(EXERCISE DIRECTIONS):
Tally the lines of the records below that include the word "nutzen", and write down only that tally.

(SUPPLIED MATERIAL):
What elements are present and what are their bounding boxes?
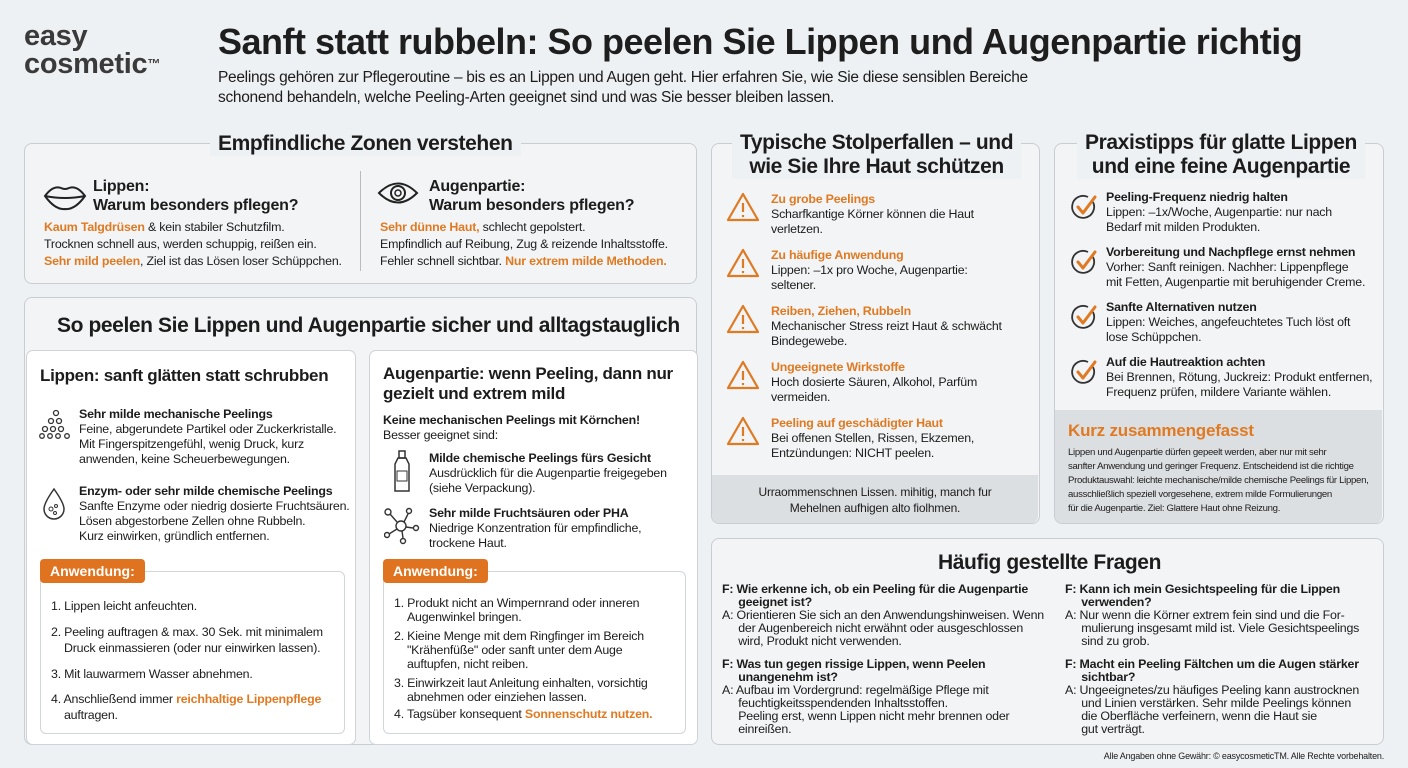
card: Augenpartie: gezielt und extrem mild	[383, 384, 565, 403]
FAQ left column: geeignet ist?	[738, 595, 812, 609]
warning items: Zu häufige Anwendung	[771, 248, 904, 262]
Anwendung box: Anwendung:	[393, 563, 478, 579]
Anwendung box: abnehmen oder einziehen lassen.	[407, 690, 587, 704]
Anwendung box: 2. Peeling auftragen & max. 30 Sek. mit minimalem	[51, 625, 323, 639]
card: Lippen: Sehr milde mechanische Peelings	[79, 407, 273, 421]
card: Lippen: Mit Fingerspitzengefühl, wenig Druck, kurz	[79, 437, 304, 451]
FAQ left column: A: Orientieren Sie sich an den Anwendungshinweisen. Wenn	[722, 608, 1044, 622]
panel: So peelen Sie	[24, 297, 697, 745]
warning items: Scharfkantige Körner können die Haut	[771, 207, 974, 221]
FAQ left column	[722, 582, 1044, 736]
summary box: sanfter Anwendung und geringer Frequenz. Entscheidend ist die richtige	[1068, 461, 1354, 472]
card: Lippen: anwenden, keine Scheuerbewegungen.	[79, 452, 290, 466]
Anwendung box: Druck einmassieren (oder nur einwirken lassen).	[64, 641, 320, 655]
FAQ left column: F: Was tun gegen rissige Lippen, wenn Peelen	[722, 657, 985, 671]
Anwendung box: 3. Einwirkzeit laut Anleitung einhalten, vorsichtig	[394, 676, 648, 690]
icon: bottle	[394, 450, 410, 492]
title: Sanft statt rubbeln: So peelen Sie Lippen und Augenpartie richtig	[218, 21, 1302, 62]
FAQ left column: unangenehm ist?	[738, 670, 838, 684]
heading: So peelen Sie Lippen und Augenpartie sicher und alltagstauglich	[57, 314, 680, 337]
warning items: vermeiden.	[771, 390, 830, 404]
warning items: seltener.	[771, 278, 816, 292]
tips: Bedarf mit milden Produkten.	[1106, 220, 1260, 234]
card: Augenpartie: Besser geeignet sind:	[383, 428, 498, 442]
FAQ right column: F: Kann ich mein Gesichtspeeling für die Lippen	[1065, 582, 1340, 596]
lips text: Lippen:	[93, 178, 149, 195]
Anwendung box: Anwendung:	[50, 563, 135, 579]
panel: FAQ	[711, 538, 1384, 745]
footer: Alle Angaben ohne Gewähr: © easycosmeticTM. Alle Rechte vorbehalten.	[1104, 751, 1384, 761]
eye text: Augenpartie:	[429, 178, 525, 195]
heading: und eine feine Augenpartie	[1092, 155, 1350, 178]
Anwendung box	[383, 571, 686, 734]
footer note: Urraommenschnen Lissen. mihitig, manch fur	[758, 485, 992, 499]
tips: Vorher: Sanft reinigen. Nachher: Lippenpflege	[1106, 260, 1348, 274]
panel: Empfindliche Zonen: Sehr mild peelen, Ziel ist das Lösen loser Schüppchen.	[44, 254, 342, 268]
FAQ right column: sind zu grob.	[1081, 634, 1150, 648]
summary box: Kurz zusammengefasst	[1068, 421, 1254, 440]
eye text	[429, 178, 634, 214]
heading: Praxistipps für glatte Lippen	[1085, 131, 1357, 154]
footer note	[712, 475, 1038, 523]
logo	[24, 20, 160, 80]
card: Lippen	[26, 350, 356, 745]
warning items: Mechanischer Stress reizt Haut & schwächt	[771, 319, 1002, 333]
card: Augenpartie: trockene Haut.	[429, 536, 507, 550]
FAQ left column: F: Wie erkenne ich, ob ein Peeling für die Augenpartie	[722, 582, 1028, 596]
FAQ right column: A: Nur wenn die Körner extrem fein sind und die For-	[1065, 608, 1345, 622]
FAQ left column: A: Aufbau im Vordergrund: regelmäßige Pflege mit	[722, 683, 989, 697]
tips: Vorbereitung und Nachpflege ernst nehmen	[1106, 245, 1355, 259]
lips text: Warum besonders pflegen?	[93, 197, 298, 214]
Anwendung box: 2. Kieine Menge mit dem Ringfinger im Bereich	[394, 629, 644, 643]
tips: Sanfte Alternativen nutzen	[1106, 300, 1257, 314]
warning items: Hoch dosierte Säuren, Alkohol, Parfüm	[771, 375, 977, 389]
FAQ right column: verwenden?	[1081, 595, 1152, 609]
card: Lippen: Enzym- oder sehr milde chemische Peelings	[79, 484, 332, 498]
Anwendung box: 1. Produkt nicht an Wimpernrand oder inneren	[394, 596, 639, 610]
card: Lippen: Lösen abgestorbene Zellen ohne Rubbeln.	[79, 514, 305, 528]
FAQ left column: einreißen.	[738, 722, 791, 736]
warning items: Bindegewebe.	[771, 334, 847, 348]
panel: Empfindliche Zonen: Kaum Talgdrüsen & kein stabiler Schutzfilm.	[44, 220, 284, 234]
icon: particles	[39, 410, 70, 439]
FAQ right column: gut verträgt.	[1081, 722, 1145, 736]
FAQ right column: die Oberfläche verfeinern, wenn die Haut sie	[1081, 709, 1317, 723]
card: Lippen: Feine, abgerundete Partikel oder Zuckerkristalle.	[79, 422, 336, 436]
summary box: Lippen und Augenpartie dürfen gepeelt werden, aber nur mit sehr	[1068, 447, 1326, 458]
FAQ left column: wird, Produkt nicht verwenden.	[738, 634, 902, 648]
card: Augenpartie: Niedrige Konzentration für empfindliche,	[429, 521, 641, 535]
tips	[1071, 190, 1372, 399]
summary box: ausschließlich speziell vorgesehene, extrem milde Formulierungen	[1068, 489, 1332, 500]
icon: molecule	[384, 508, 420, 544]
FAQ left column: der Augenbereich nicht erwähnt oder ausgeschlossen	[738, 621, 1023, 635]
tips: Frequenz prüfen, mildere Variante wählen.	[1106, 385, 1331, 399]
FAQ right column: A: Ungeeignetes/zu häufiges Peeling kann austrocknen	[1065, 683, 1359, 697]
summary box: für die Augenpartie. Ziel: Glattere Haut ohne Reizung.	[1068, 503, 1280, 514]
heading	[732, 131, 1021, 179]
card: Augenpartie: Augenpartie: wenn Peeling, dann nur	[383, 364, 673, 383]
tips: Bei Brennen, Rötung, Juckreiz: Produkt entfernen,	[1106, 370, 1372, 384]
warning items: verletzen.	[771, 222, 823, 236]
Anwendung box: "Krähenfüße" oder sanft unter dem Auge	[407, 643, 622, 657]
warning items	[726, 192, 1002, 460]
Anwendung box: auftupfen, nicht reiben.	[407, 657, 528, 671]
panel: Stolperfallen	[711, 143, 1040, 524]
card: Augenpartie	[369, 350, 698, 745]
FAQ right column: sichtbar?	[1081, 670, 1135, 684]
Anwendung box: 4. Tagsüber konsequent Sonnenschutz nutzen.	[394, 707, 652, 721]
warning items: Peeling auf geschädigter Haut	[771, 416, 943, 430]
panel: Empfindliche Zonen: Sehr dünne Haut, schlecht gepolstert.	[380, 220, 585, 234]
card: Lippen: Sanfte Enzyme oder niedrig dosierte Fruchtsäuren.	[79, 499, 350, 513]
warning items: Zu grobe Peelings	[771, 192, 875, 206]
panel: Empfindliche Zonen: Trocknen schnell aus, werden schuppig, reißen ein.	[44, 237, 317, 251]
heading: wie Sie Ihre Haut schützen	[749, 155, 1004, 178]
card: Augenpartie: Keine mechanischen Peelings mit Körnchen!	[383, 413, 640, 427]
tips: Lippen: –1x/Woche, Augenpartie: nur nach	[1106, 205, 1332, 219]
card: Augenpartie: Sehr milde Fruchtsäuren oder PHA	[429, 506, 628, 520]
warning items: Bei offenen Stellen, Rissen, Ekzemen,	[771, 431, 974, 445]
logo: cosmetic™	[24, 48, 160, 80]
card: Augenpartie: Milde chemische Peelings fürs Gesicht	[429, 451, 651, 465]
summary box	[1055, 410, 1382, 523]
heading: Empfindliche Zonen verstehen	[218, 132, 513, 155]
warning items: Reiben, Ziehen, Rubbeln	[771, 304, 911, 318]
Anwendung box: Augenwinkel bringen.	[407, 610, 521, 624]
tips: Lippen: Weiches, angefeuchtetes Tuch löst oft	[1106, 315, 1350, 329]
icon: drop	[43, 488, 65, 520]
panel: Empfindliche Zonen: Fehler schnell sichtbar. Nur extrem milde Methoden.	[380, 254, 667, 268]
subtitle: schonend behandeln, welche Peeling-Arten geeignet sind und was Sie besser bleiben lassen.	[218, 89, 834, 106]
panel: Empfindliche Zonen	[24, 143, 697, 284]
heading	[1077, 131, 1365, 179]
Anwendung box: 1. Lippen leicht anfeuchten.	[51, 599, 197, 613]
subtitle	[218, 69, 1028, 106]
FAQ right column: F: Macht ein Peeling Fältchen um die Augen stärker	[1065, 657, 1359, 671]
heading: Typische Stolperfallen – und	[740, 131, 1013, 154]
tips: mit Fetten, Augenpartie mit beruhigender Creme.	[1106, 275, 1365, 289]
Anwendung box: auftragen.	[64, 708, 118, 722]
card: Augenpartie: (siehe Verpackung).	[429, 481, 535, 495]
FAQ right column	[1065, 582, 1359, 736]
card: Lippen: Lippen: sanft glätten statt schrubben	[40, 366, 328, 385]
FAQ right column: und Linien verstärken. Sehr milde Peelings können	[1081, 696, 1351, 710]
icon: lips	[44, 186, 86, 210]
Anwendung box	[40, 571, 345, 734]
lips text	[93, 178, 298, 214]
tips: Peeling-Frequenz niedrig halten	[1106, 190, 1288, 204]
warning items: Lippen: –1x pro Woche, Augenpartie:	[771, 263, 968, 277]
panel: Praxistipps	[1054, 143, 1384, 524]
FAQ right column: mulierung insgesamt mild ist. Viele Gesichtspeelings	[1081, 621, 1359, 635]
eye text: Warum besonders pflegen?	[429, 197, 634, 214]
heading: Häufig gestellte Fragen	[938, 551, 1161, 574]
summary box: Produktauswahl: leichte mechanische/milde chemische Peelings für Lippen,	[1068, 475, 1368, 486]
warning items: Entzündungen: NICHT peelen.	[771, 446, 934, 460]
FAQ left column: feuchtigkeitsspendenden Inhaltsstoffen.	[738, 696, 948, 710]
warning items: Ungeeignete Wirkstoffe	[771, 360, 905, 374]
Anwendung box: 3. Mit lauwarmem Wasser abnehmen.	[51, 667, 253, 681]
Anwendung box: 4. Anschließend immer reichhaltige Lippenpflege	[51, 692, 321, 706]
subtitle: Peelings gehören zur Pflegeroutine – bis es an Lippen und Augen geht. Hier erfahren Sie, wie Sie diese sensiblen Bereiche	[218, 69, 1028, 86]
icon: eye	[378, 182, 418, 204]
footer note: Mehelnen aufhigen alto fiolhmen.	[790, 501, 960, 515]
panel: Empfindliche Zonen: Empfindlich auf Reibung, Zug & reizende Inhaltsstoffe.	[380, 237, 668, 251]
logo: easy	[24, 20, 87, 52]
tips: Auf die Hautreaktion achten	[1106, 355, 1265, 369]
card: Augenpartie: Ausdrücklich für die Augenpartie freigegeben	[429, 466, 667, 480]
card: Lippen: Kurz einwirken, gründlich entfernen.	[79, 529, 269, 543]
FAQ left column: Peeling erst, wenn Lippen nicht mehr brennen oder	[738, 709, 1009, 723]
tips: lose Schüppchen.	[1106, 330, 1201, 344]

(EXPECTED ANSWER):
2